**STATED PROBLEM:** Leave out the pictures and reproduce all of the data exactly.

┌────────

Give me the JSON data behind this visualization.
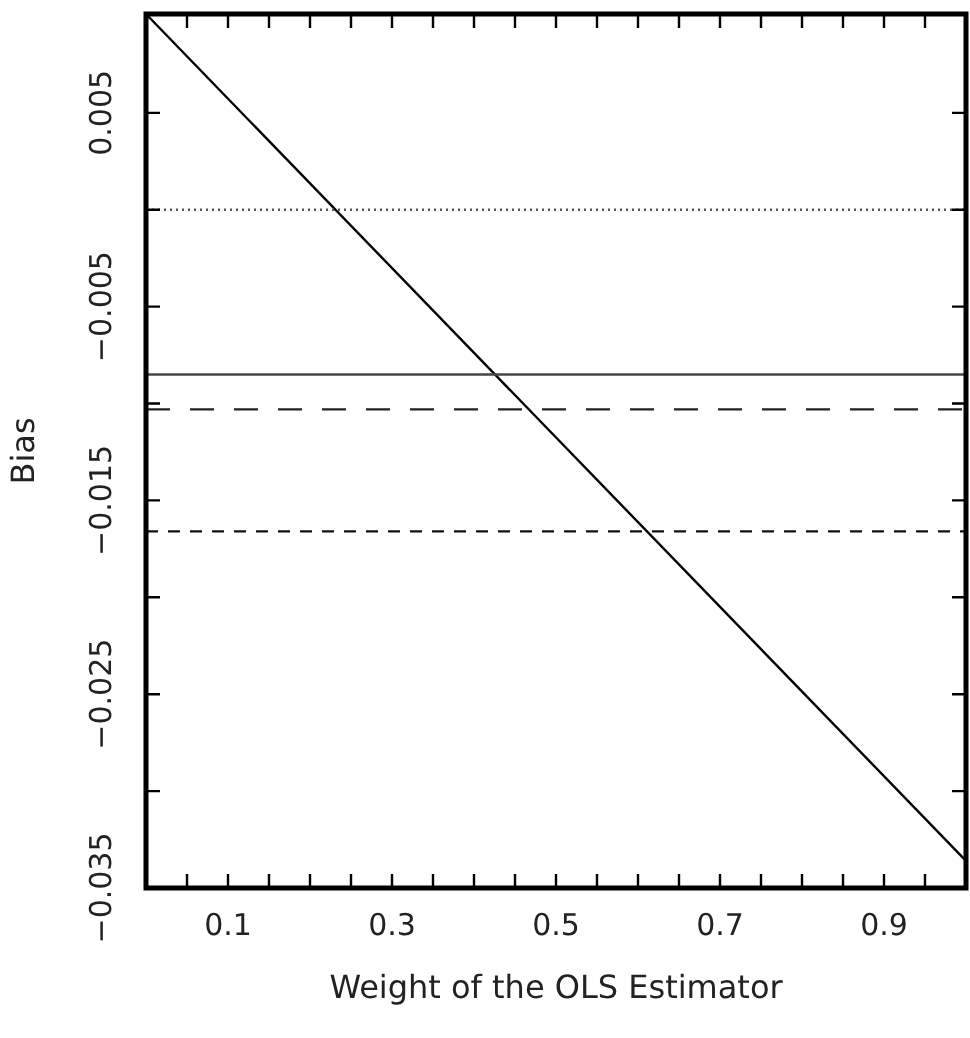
{
  "chart_data": {
    "type": "line",
    "xlabel": "Weight of the OLS Estimator",
    "ylabel": "Bias",
    "xlim": [
      0,
      1
    ],
    "ylim": [
      -0.035,
      0.0101
    ],
    "xticks": [
      {
        "value": 0.05,
        "label": null
      },
      {
        "value": 0.1,
        "label": "0.1"
      },
      {
        "value": 0.15,
        "label": null
      },
      {
        "value": 0.2,
        "label": null
      },
      {
        "value": 0.25,
        "label": null
      },
      {
        "value": 0.3,
        "label": "0.3"
      },
      {
        "value": 0.35,
        "label": null
      },
      {
        "value": 0.4,
        "label": null
      },
      {
        "value": 0.45,
        "label": null
      },
      {
        "value": 0.5,
        "label": "0.5"
      },
      {
        "value": 0.55,
        "label": null
      },
      {
        "value": 0.6,
        "label": null
      },
      {
        "value": 0.65,
        "label": null
      },
      {
        "value": 0.7,
        "label": "0.7"
      },
      {
        "value": 0.75,
        "label": null
      },
      {
        "value": 0.8,
        "label": null
      },
      {
        "value": 0.85,
        "label": null
      },
      {
        "value": 0.9,
        "label": "0.9"
      },
      {
        "value": 0.95,
        "label": null
      }
    ],
    "yticks": [
      {
        "value": -0.035,
        "label": "−0.035"
      },
      {
        "value": -0.03,
        "label": null
      },
      {
        "value": -0.025,
        "label": "−0.025"
      },
      {
        "value": -0.02,
        "label": null
      },
      {
        "value": -0.015,
        "label": "−0.015"
      },
      {
        "value": -0.01,
        "label": null
      },
      {
        "value": -0.005,
        "label": "−0.005"
      },
      {
        "value": 0,
        "label": null
      },
      {
        "value": 0.005,
        "label": "0.005"
      }
    ],
    "grid": false,
    "legend": false,
    "marker": "none",
    "series": [
      {
        "color": "#000000",
        "x": [
          0,
          1
        ],
        "values": [
          0.0101,
          -0.0336
        ],
        "line_style": "solid"
      }
    ],
    "ref_lines": [
      {
        "axis": "y",
        "value": 0,
        "color": "#555555",
        "line_style": "dotted"
      },
      {
        "axis": "y",
        "value": -0.0085,
        "color": "#444444",
        "line_style": "solid"
      },
      {
        "axis": "y",
        "value": -0.0103,
        "color": "#222222",
        "line_style": "dashed"
      },
      {
        "axis": "y",
        "value": -0.0166,
        "color": "#111111",
        "line_style": "short-dashed"
      }
    ]
  }
}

└────────

**PROBLEM SOLUTION:**
Give me the JSON data behind this visualization.
{
  "chart_data": {
    "type": "line",
    "xlabel": "Weight of the OLS Estimator",
    "ylabel": "Bias",
    "xlim": [
      0,
      1
    ],
    "ylim": [
      -0.035,
      0.0101
    ],
    "xticks": [
      {
        "value": 0.05,
        "label": null
      },
      {
        "value": 0.1,
        "label": "0.1"
      },
      {
        "value": 0.15,
        "label": null
      },
      {
        "value": 0.2,
        "label": null
      },
      {
        "value": 0.25,
        "label": null
      },
      {
        "value": 0.3,
        "label": "0.3"
      },
      {
        "value": 0.35,
        "label": null
      },
      {
        "value": 0.4,
        "label": null
      },
      {
        "value": 0.45,
        "label": null
      },
      {
        "value": 0.5,
        "label": "0.5"
      },
      {
        "value": 0.55,
        "label": null
      },
      {
        "value": 0.6,
        "label": null
      },
      {
        "value": 0.65,
        "label": null
      },
      {
        "value": 0.7,
        "label": "0.7"
      },
      {
        "value": 0.75,
        "label": null
      },
      {
        "value": 0.8,
        "label": null
      },
      {
        "value": 0.85,
        "label": null
      },
      {
        "value": 0.9,
        "label": "0.9"
      },
      {
        "value": 0.95,
        "label": null
      }
    ],
    "yticks": [
      {
        "value": -0.035,
        "label": "−0.035"
      },
      {
        "value": -0.03,
        "label": null
      },
      {
        "value": -0.025,
        "label": "−0.025"
      },
      {
        "value": -0.02,
        "label": null
      },
      {
        "value": -0.015,
        "label": "−0.015"
      },
      {
        "value": -0.01,
        "label": null
      },
      {
        "value": -0.005,
        "label": "−0.005"
      },
      {
        "value": 0,
        "label": null
      },
      {
        "value": 0.005,
        "label": "0.005"
      }
    ],
    "grid": false,
    "legend": false,
    "marker": "none",
    "series": [
      {
        "color": "#000000",
        "x": [
          0,
          1
        ],
        "values": [
          0.0101,
          -0.0336
        ],
        "line_style": "solid"
      }
    ],
    "ref_lines": [
      {
        "axis": "y",
        "value": 0,
        "color": "#555555",
        "line_style": "dotted"
      },
      {
        "axis": "y",
        "value": -0.0085,
        "color": "#444444",
        "line_style": "solid"
      },
      {
        "axis": "y",
        "value": -0.0103,
        "color": "#222222",
        "line_style": "dashed"
      },
      {
        "axis": "y",
        "value": -0.0166,
        "color": "#111111",
        "line_style": "short-dashed"
      }
    ]
  }
}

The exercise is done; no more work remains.